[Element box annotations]

※

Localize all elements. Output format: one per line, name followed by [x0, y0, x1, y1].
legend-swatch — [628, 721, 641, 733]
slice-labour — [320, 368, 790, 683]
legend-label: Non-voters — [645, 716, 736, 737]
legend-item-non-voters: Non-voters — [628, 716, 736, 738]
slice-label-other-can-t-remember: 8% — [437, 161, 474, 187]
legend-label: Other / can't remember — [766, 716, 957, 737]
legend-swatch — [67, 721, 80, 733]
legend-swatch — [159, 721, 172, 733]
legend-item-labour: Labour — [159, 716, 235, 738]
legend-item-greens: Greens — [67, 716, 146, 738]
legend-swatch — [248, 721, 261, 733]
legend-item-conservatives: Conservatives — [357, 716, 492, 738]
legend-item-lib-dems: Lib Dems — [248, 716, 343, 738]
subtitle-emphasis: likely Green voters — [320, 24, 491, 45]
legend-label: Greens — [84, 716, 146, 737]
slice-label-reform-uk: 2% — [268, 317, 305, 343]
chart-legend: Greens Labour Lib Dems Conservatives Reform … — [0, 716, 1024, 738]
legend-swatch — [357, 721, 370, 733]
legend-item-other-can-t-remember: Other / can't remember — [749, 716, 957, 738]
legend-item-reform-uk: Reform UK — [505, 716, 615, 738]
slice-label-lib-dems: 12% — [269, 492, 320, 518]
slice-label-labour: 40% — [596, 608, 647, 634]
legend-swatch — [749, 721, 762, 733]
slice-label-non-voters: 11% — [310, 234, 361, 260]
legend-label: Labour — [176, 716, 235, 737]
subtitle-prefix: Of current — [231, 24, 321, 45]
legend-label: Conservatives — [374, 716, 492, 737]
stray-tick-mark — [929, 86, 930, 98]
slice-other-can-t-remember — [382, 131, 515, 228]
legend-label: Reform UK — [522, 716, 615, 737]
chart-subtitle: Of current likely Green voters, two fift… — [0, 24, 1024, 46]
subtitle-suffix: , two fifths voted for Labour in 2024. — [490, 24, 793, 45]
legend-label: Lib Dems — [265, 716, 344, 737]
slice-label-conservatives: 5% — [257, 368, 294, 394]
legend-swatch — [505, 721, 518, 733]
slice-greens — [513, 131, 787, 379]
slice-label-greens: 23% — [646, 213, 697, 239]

※

Retype every line of the rows above without changing anything.

Completed task>
Localize all elements. Output format: one per line, name followed by [x0, y0, x1, y1].
legend-swatch — [628, 721, 641, 733]
slice-labour — [320, 368, 790, 683]
legend-label: Non-voters — [645, 716, 736, 737]
legend-item-non-voters: Non-voters — [628, 716, 736, 738]
slice-label-other-can-t-remember: 8% — [437, 161, 474, 187]
legend-label: Other / can't remember — [766, 716, 957, 737]
legend-swatch — [67, 721, 80, 733]
legend-swatch — [159, 721, 172, 733]
legend-item-labour: Labour — [159, 716, 235, 738]
legend-item-greens: Greens — [67, 716, 146, 738]
legend-swatch — [248, 721, 261, 733]
legend-item-conservatives: Conservatives — [357, 716, 492, 738]
legend-item-lib-dems: Lib Dems — [248, 716, 343, 738]
subtitle-emphasis: likely Green voters — [320, 24, 491, 45]
legend-label: Greens — [84, 716, 146, 737]
slice-label-reform-uk: 2% — [268, 317, 305, 343]
chart-legend: Greens Labour Lib Dems Conservatives Reform … — [0, 716, 1024, 738]
legend-swatch — [357, 721, 370, 733]
legend-item-other-can-t-remember: Other / can't remember — [749, 716, 957, 738]
legend-item-reform-uk: Reform UK — [505, 716, 615, 738]
slice-label-lib-dems: 12% — [269, 492, 320, 518]
slice-label-labour: 40% — [596, 608, 647, 634]
legend-swatch — [749, 721, 762, 733]
slice-label-non-voters: 11% — [310, 234, 361, 260]
legend-label: Labour — [176, 716, 235, 737]
subtitle-prefix: Of current — [231, 24, 321, 45]
legend-label: Conservatives — [374, 716, 492, 737]
stray-tick-mark — [929, 86, 930, 98]
slice-other-can-t-remember — [382, 131, 515, 228]
legend-label: Reform UK — [522, 716, 615, 737]
chart-subtitle: Of current likely Green voters, two fift… — [0, 24, 1024, 46]
subtitle-suffix: , two fifths voted for Labour in 2024. — [490, 24, 793, 45]
legend-label: Lib Dems — [265, 716, 344, 737]
slice-label-conservatives: 5% — [257, 368, 294, 394]
legend-swatch — [505, 721, 518, 733]
slice-greens — [513, 131, 787, 379]
slice-label-greens: 23% — [646, 213, 697, 239]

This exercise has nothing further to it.